EXERCISES:
[A] According to the backtest tutorial, what kind of strategy does it use a BacktestNode to backtest?
[B] Reproduce the backtest tutorial word for word, starting with "How to load" and going on through "of this tutorial.".

Version: latest

Backtest (high-level API)

Tutorial for PoseiTrader a high-performance algorithmic trading platform and event driven backtester.

Overview

This tutorial walks through how to use a BacktestNode to backtest a simple EMA cross strategy on a simulated FX ECN venue using historical quote tick data.

The following points will be covered:

How to load raw data (external to Posei) into the data catalog
How to set up configuration objects for a BacktestNode
How to run backtests with a BacktestNode

Prerequisites

Python 3.11+ installed
JupyterLab or similar installed (pip install -U jupyterlab)
PoseiTrader latest release installed (pip install -U posei_trader)

Imports

We'll start with all of our imports for the remainder of this tutorial.

DATA LISTING:
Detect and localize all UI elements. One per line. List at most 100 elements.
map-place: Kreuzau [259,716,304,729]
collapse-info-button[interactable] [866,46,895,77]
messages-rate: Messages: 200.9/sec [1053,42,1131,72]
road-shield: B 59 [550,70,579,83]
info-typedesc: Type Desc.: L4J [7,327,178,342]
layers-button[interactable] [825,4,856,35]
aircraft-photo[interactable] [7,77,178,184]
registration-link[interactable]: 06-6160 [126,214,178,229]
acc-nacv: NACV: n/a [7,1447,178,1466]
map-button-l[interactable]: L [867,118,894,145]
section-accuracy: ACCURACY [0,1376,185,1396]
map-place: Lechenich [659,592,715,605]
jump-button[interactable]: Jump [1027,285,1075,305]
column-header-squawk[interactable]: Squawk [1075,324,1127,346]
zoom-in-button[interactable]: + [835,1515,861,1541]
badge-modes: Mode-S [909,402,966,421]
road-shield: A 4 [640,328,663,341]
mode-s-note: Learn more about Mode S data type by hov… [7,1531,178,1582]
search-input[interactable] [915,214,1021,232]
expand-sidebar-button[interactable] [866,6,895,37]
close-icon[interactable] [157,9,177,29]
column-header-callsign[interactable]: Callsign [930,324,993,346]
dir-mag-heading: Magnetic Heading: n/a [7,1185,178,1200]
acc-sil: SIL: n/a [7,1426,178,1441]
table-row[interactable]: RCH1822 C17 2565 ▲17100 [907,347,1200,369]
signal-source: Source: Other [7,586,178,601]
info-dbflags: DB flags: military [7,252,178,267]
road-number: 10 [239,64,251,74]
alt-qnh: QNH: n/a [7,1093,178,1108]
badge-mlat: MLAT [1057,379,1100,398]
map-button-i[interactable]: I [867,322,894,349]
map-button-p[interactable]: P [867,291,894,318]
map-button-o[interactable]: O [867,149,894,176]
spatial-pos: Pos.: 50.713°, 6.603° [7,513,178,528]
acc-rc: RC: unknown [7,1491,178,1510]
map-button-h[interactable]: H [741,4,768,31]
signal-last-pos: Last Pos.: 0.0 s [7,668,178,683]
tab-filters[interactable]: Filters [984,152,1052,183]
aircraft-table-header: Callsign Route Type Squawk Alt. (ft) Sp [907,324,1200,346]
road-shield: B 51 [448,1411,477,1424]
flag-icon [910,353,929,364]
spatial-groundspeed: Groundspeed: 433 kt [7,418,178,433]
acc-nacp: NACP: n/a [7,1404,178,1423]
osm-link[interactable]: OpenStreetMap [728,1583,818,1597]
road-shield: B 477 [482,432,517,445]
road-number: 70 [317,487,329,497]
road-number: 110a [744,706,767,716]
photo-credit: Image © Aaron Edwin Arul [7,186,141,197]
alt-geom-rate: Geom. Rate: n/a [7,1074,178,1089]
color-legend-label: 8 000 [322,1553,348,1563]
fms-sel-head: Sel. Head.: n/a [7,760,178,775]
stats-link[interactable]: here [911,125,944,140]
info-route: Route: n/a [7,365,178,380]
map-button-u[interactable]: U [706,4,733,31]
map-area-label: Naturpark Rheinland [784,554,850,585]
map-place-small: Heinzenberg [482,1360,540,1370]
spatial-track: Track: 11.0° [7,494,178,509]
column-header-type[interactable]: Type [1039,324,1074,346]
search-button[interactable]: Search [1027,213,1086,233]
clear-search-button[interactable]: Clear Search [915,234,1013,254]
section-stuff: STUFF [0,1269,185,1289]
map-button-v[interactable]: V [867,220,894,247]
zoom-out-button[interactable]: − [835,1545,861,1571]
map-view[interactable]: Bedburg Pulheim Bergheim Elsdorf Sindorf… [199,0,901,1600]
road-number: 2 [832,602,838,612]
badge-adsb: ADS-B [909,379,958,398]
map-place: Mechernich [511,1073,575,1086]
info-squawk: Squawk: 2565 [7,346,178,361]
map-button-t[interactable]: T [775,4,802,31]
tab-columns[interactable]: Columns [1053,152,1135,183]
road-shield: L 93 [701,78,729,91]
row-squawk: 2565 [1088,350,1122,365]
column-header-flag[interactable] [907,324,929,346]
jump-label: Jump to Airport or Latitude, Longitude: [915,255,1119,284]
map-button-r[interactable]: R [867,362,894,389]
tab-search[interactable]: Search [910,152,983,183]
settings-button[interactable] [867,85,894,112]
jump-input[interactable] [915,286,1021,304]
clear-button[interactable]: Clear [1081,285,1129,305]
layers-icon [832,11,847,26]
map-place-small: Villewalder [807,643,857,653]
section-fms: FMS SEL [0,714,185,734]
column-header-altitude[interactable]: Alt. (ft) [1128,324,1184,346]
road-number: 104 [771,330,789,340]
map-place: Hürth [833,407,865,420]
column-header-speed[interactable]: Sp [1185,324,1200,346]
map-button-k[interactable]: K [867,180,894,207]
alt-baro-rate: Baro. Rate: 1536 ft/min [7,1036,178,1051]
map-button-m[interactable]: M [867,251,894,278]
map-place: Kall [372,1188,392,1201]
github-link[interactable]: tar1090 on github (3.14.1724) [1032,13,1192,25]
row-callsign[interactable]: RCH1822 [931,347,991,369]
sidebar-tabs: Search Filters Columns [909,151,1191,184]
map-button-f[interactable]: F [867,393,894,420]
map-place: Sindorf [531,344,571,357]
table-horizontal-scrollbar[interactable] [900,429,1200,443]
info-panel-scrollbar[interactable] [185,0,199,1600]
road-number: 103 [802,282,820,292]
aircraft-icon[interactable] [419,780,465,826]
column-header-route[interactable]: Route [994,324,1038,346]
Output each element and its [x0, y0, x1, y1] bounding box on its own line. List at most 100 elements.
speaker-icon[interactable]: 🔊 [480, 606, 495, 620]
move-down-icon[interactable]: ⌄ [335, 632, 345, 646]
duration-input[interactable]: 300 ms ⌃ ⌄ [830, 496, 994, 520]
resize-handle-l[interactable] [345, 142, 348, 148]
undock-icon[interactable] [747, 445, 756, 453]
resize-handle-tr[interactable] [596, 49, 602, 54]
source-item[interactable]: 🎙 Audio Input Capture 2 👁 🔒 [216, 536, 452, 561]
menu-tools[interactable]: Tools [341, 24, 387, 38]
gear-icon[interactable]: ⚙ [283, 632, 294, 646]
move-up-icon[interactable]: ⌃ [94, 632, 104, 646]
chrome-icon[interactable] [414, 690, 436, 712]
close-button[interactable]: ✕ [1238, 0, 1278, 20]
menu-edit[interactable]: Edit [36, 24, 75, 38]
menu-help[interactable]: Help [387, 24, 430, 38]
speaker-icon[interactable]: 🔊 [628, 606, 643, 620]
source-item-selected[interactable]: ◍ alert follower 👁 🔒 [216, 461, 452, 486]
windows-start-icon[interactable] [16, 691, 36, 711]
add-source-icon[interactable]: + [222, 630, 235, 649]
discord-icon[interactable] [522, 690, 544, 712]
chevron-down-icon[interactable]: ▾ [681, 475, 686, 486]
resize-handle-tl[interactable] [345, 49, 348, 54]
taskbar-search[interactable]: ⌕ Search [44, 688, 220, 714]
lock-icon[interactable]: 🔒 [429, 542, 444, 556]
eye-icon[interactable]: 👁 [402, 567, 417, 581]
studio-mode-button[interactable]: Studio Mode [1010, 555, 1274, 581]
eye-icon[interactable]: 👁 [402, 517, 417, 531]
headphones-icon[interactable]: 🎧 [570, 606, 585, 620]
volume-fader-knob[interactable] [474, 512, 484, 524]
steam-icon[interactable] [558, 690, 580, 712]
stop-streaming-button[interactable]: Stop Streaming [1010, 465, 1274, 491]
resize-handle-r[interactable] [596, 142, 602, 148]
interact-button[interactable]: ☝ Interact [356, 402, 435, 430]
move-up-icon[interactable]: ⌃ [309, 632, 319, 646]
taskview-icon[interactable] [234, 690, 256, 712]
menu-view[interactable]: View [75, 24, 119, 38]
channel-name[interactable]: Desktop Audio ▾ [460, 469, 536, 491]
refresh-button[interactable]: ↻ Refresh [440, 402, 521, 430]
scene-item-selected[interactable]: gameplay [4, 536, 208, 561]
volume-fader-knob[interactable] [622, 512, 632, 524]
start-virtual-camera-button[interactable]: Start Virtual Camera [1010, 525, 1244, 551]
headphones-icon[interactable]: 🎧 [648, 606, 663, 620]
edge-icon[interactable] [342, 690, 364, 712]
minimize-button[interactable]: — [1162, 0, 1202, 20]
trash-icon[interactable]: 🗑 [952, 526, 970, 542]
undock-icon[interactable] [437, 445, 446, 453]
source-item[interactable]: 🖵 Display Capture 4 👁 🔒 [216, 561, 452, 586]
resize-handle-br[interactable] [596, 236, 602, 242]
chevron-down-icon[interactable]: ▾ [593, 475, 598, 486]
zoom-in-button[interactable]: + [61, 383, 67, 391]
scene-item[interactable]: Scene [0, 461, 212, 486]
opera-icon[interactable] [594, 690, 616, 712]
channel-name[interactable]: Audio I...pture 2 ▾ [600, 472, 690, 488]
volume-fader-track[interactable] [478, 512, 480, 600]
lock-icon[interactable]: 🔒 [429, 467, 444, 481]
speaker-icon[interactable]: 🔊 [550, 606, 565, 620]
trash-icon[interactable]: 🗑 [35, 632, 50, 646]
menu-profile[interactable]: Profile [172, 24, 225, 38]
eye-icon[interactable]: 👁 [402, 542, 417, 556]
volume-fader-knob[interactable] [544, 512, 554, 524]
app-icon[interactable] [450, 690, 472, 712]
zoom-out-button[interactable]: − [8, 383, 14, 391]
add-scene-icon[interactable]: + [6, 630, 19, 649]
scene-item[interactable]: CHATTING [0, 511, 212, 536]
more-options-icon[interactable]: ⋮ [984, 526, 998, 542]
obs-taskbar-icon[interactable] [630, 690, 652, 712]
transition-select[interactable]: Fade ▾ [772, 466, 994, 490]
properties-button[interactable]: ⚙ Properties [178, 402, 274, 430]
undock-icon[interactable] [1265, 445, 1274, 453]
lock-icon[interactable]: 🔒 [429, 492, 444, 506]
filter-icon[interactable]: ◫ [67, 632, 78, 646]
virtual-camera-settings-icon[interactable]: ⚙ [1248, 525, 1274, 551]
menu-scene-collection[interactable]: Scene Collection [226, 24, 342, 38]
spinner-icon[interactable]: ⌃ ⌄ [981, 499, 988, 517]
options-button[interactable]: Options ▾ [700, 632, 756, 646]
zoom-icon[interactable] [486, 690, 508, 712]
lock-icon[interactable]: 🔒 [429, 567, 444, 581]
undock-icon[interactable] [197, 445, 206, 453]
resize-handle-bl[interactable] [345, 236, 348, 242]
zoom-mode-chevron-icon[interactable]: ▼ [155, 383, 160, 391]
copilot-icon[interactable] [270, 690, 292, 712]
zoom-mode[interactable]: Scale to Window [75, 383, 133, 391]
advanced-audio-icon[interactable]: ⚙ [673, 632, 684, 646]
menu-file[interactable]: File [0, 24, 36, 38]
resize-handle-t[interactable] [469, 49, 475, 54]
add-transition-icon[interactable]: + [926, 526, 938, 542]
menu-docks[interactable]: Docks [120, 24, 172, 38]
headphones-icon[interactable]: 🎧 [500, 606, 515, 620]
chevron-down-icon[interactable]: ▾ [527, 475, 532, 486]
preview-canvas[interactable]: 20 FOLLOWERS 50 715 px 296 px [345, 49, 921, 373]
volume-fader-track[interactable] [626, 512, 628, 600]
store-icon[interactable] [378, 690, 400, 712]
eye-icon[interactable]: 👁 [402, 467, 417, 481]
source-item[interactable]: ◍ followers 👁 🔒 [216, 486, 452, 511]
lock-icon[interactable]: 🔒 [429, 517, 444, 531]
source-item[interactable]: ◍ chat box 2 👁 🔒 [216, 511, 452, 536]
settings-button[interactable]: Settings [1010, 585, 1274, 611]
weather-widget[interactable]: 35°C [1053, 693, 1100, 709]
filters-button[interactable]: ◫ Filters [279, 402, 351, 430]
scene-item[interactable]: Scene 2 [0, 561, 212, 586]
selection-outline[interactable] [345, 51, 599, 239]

ANSWER SET:
[A] A simple EMA cross strategy.

[B]
How to load raw data (external to Posei) into the data catalog
How to set up configuration objects for a BacktestNode
How to run backtests with a BacktestNode

Prerequisites

Python 3.11+ installed
JupyterLab or similar installed (pip install -U jupyterlab)
PoseiTrader latest release installed (pip install -U posei_trader)

Imports

We'll start with all of our imports for the remainder of this tutorial.